In the review of They Live, which actor plays Frank, the co-worker the drifter befriends?

• Passage shown:
-----

Review: They Live

Directed by: John Carpenter
Category: Sci-fi, Cult Classic, Badass Cinema

This movie is so far ahead of it's time. Back in 1988, I just don't think the average movie-goer knew how to take it, much like Carpenters previous effort from 2 years before Big Trouble in Little China. For 1988, I can understand. The concept is pretty far out there, but looking back on it today, it's such a product of it's time.

The plot goes like this. Wrestling legend Roddy Piper plays a no-named (he's never given a name in the entire film) drifter who's looking for work. He finds a job in construction and befriends a co-worker named Frank, played by the awesome Keith David. Frank takes the drifter to a place for homeless people where they can get a bite to eat and a place to stay. Immediately the drifter starts noticing strange things going on. You see, he's a watcher and a man of few words. He's constantly noticing things and seeing all kinds of things in the background. One being the strange goings on at the local church, soon realizing it's not even a church at all but a front for something, he doesn't know what. Also whenever anyone is watching a television set, there always seems to be an interference, like a weak signal coming from somewhere else and trying to break into every channel it can. During these interference's you see an older guy reading from a text spewing propaganda about how "they" are trying to control the planet and everything you do. It's pretty interesting stuff with a lot of what you think is political jargon. This group of people who run the homeless center are up to something. The drifter stumbles upon a box of seemingly regular looking sunglasses manufactured by this group and takes a pair. Once he puts them on he notices something different. Everything is in black and white and when looking at certain people, they look like weird skinless aliens. Also, on everything with written words like billboards, newspapers and magazines, there are subliminal messages that can only be seen with the sunglasses like "conform", "submit to authority" or "obey" and such. All meant to control you subliminally. And that's when the movie really kicks into gear. The rest of the film deals with the drifter and his buddy Frank stumbling upon a race of aliens who are here on Earth to take over and have been hiding under our noses right in front of us. The drifter doesn't like the fact that they are here and intends to somehow deal with the problem any way he can. Like immediately after discovering this, he goes berserk and just starts killing as many of them as he can. He doesn't know why there here (they could be actually here to help for all he knows) but he doesn't give a shit and thinks the best thing to do is to just blow them all away. There aliens on our planet and he don't like it.

-----

[Layout dataset entries]
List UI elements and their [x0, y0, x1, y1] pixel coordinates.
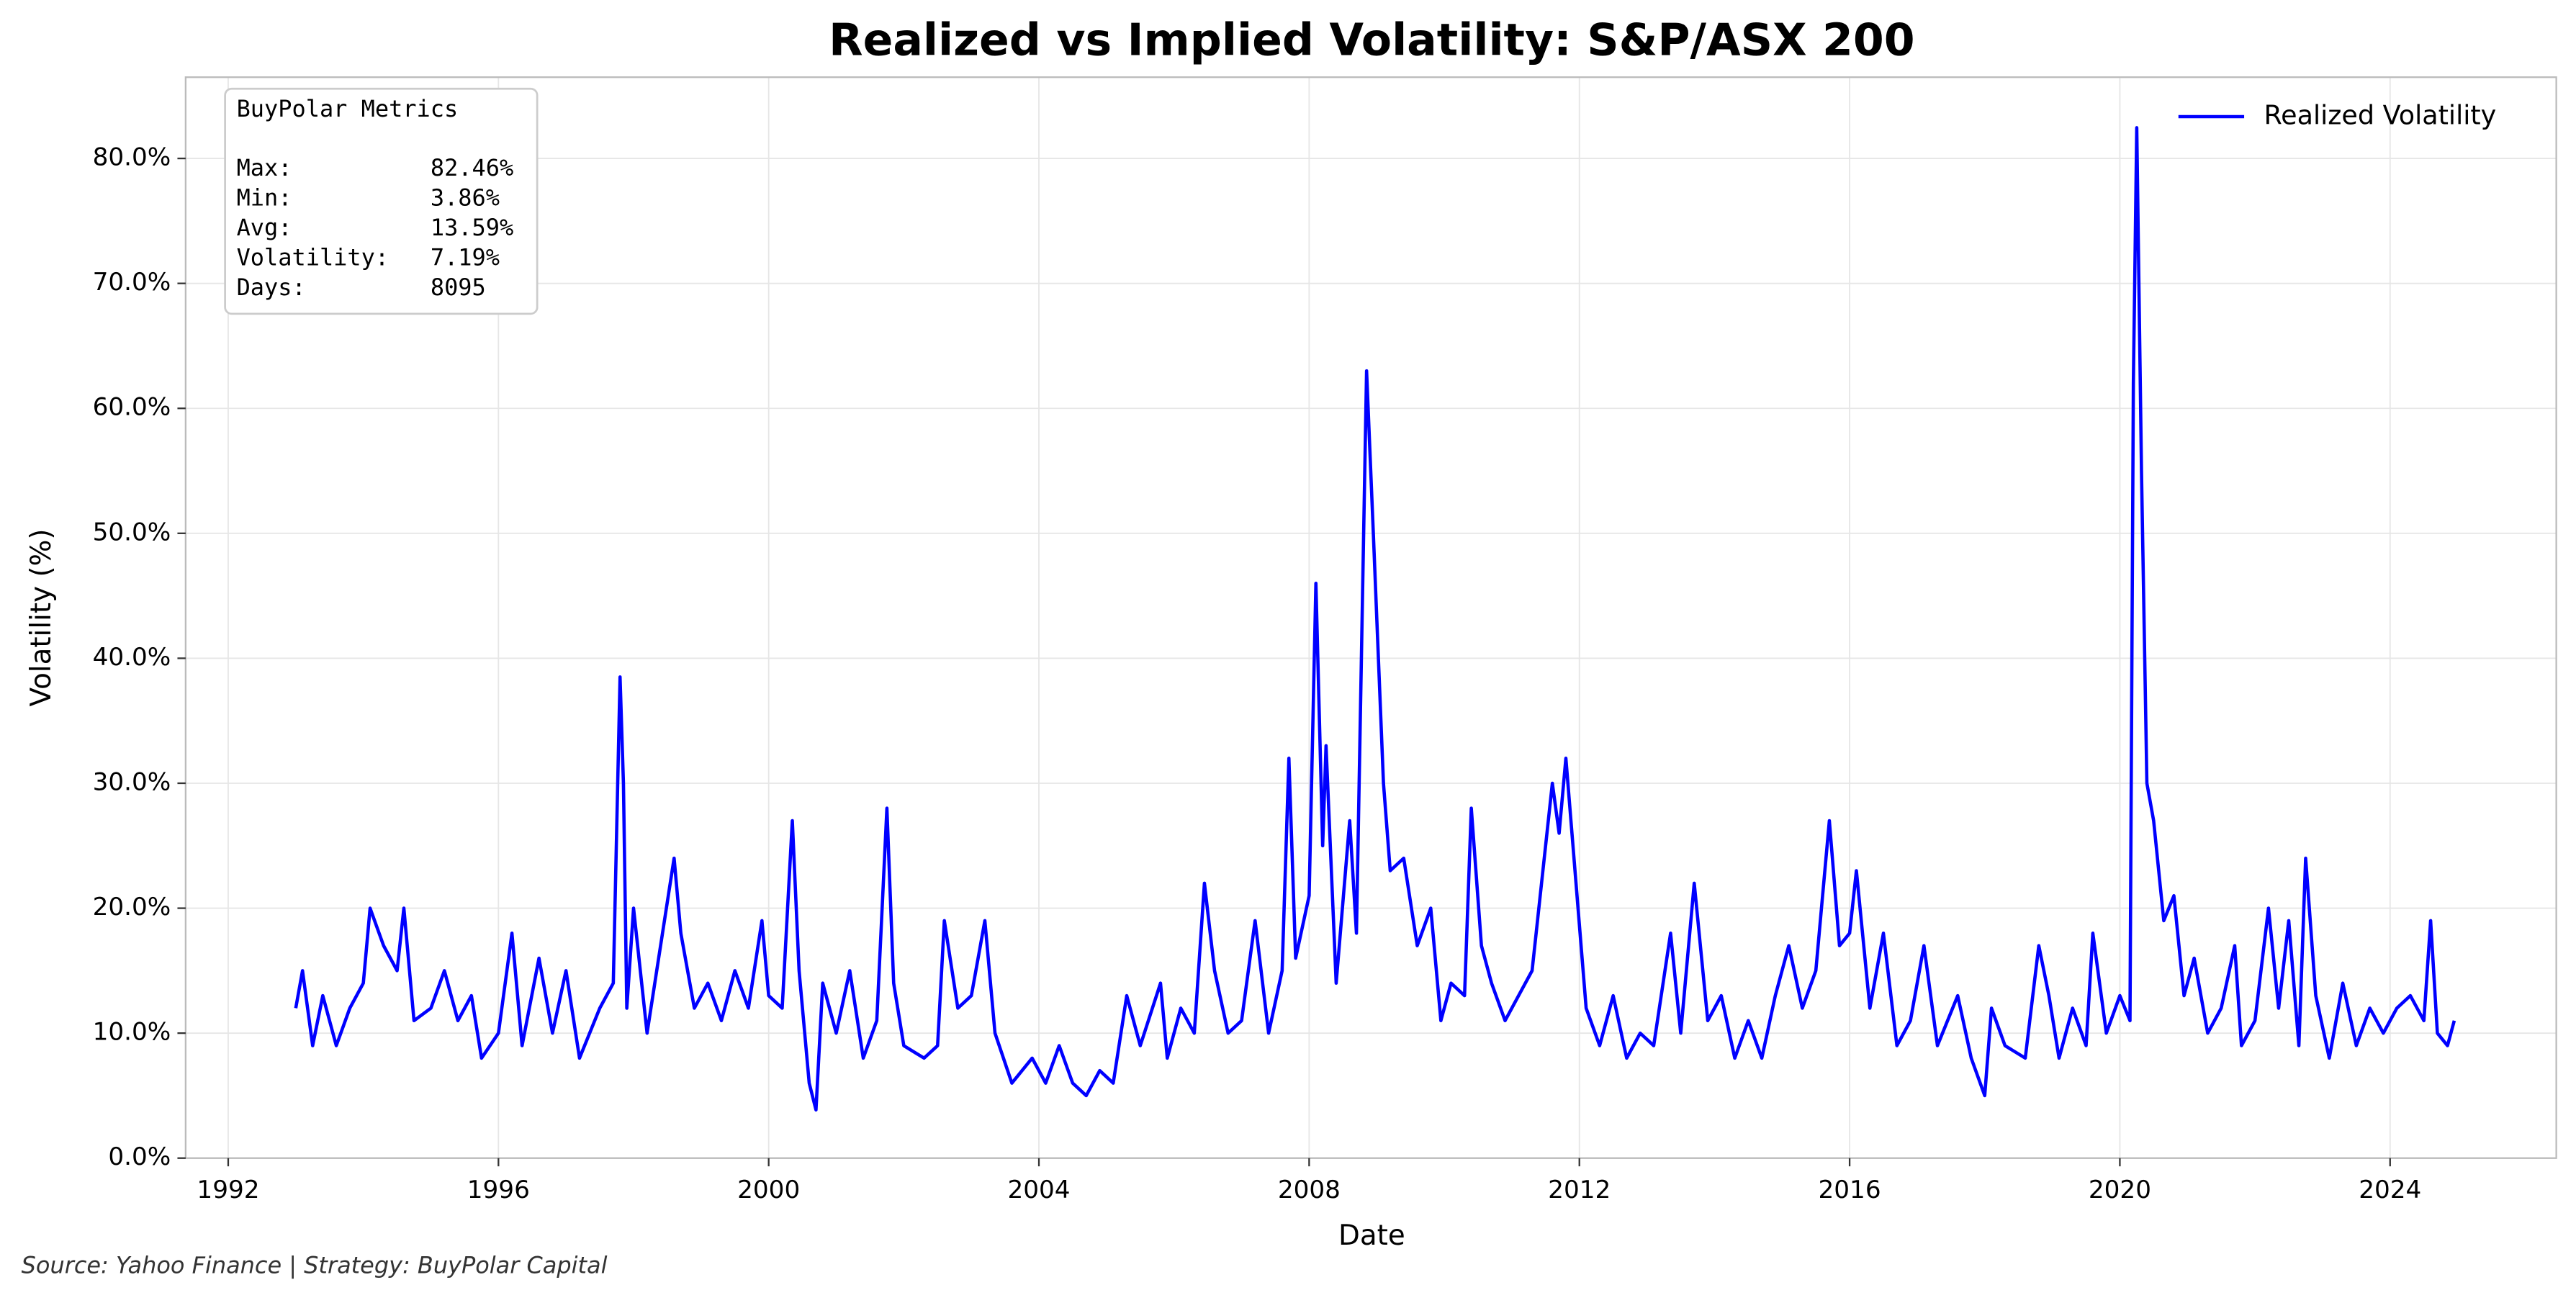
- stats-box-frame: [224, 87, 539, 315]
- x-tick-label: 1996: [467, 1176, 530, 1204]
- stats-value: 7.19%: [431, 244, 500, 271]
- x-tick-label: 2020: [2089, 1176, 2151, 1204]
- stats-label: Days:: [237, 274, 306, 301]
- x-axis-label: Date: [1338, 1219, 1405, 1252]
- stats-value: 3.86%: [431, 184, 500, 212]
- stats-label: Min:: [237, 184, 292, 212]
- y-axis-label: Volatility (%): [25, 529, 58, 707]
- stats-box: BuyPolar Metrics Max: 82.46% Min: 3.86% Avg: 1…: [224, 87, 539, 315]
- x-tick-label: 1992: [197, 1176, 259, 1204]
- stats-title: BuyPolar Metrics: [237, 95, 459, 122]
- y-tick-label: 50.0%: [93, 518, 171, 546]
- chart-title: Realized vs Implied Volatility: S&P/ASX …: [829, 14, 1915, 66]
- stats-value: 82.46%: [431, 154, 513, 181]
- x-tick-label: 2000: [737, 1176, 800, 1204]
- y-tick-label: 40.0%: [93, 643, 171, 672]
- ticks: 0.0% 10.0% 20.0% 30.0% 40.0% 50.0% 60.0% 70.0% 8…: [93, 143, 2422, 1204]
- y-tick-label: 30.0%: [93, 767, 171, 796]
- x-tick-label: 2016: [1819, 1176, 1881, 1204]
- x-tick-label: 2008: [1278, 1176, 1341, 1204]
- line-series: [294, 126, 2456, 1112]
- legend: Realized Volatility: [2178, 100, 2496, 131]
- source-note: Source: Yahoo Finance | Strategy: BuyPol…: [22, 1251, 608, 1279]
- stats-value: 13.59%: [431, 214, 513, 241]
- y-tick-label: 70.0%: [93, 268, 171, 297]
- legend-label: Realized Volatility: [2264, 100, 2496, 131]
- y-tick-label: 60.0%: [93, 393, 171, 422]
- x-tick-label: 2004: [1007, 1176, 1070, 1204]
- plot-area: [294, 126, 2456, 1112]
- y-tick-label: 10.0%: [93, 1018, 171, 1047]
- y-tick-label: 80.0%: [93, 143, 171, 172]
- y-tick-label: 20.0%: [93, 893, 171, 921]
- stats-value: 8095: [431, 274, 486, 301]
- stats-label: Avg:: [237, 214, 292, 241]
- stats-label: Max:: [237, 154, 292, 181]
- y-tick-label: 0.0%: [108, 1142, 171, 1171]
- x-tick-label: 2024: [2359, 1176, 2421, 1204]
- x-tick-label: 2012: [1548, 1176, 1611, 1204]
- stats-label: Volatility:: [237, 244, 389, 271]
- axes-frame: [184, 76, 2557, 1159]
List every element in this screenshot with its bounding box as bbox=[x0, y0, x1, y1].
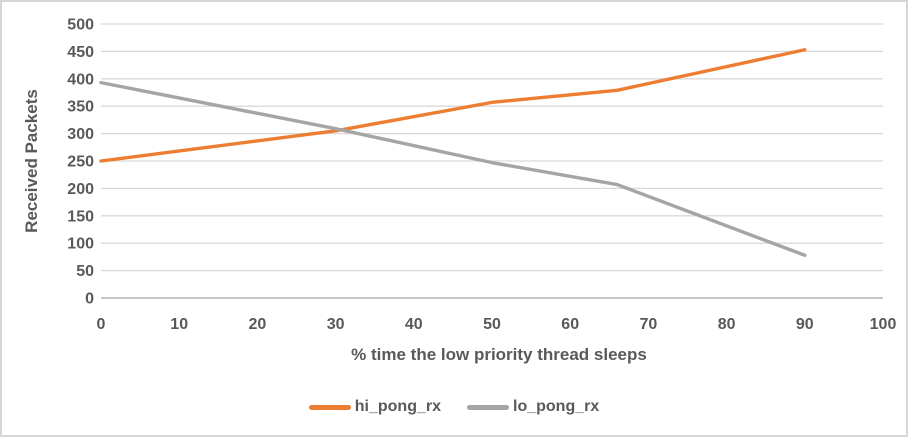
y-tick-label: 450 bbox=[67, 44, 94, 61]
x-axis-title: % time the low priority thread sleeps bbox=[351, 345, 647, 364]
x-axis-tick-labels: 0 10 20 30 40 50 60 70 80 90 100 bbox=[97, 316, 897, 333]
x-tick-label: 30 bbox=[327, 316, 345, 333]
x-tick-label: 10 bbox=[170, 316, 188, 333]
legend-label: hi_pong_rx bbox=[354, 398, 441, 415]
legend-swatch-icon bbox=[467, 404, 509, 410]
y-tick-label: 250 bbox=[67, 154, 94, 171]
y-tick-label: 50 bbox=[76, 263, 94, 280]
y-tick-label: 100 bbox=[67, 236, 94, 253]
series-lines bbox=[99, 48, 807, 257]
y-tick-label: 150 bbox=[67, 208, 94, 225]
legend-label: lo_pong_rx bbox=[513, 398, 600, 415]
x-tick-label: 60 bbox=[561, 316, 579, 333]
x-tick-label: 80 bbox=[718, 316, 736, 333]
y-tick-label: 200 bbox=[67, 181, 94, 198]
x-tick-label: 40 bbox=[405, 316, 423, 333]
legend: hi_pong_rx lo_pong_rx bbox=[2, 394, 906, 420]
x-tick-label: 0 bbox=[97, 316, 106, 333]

-----

• Answer to this exercise:
Keith David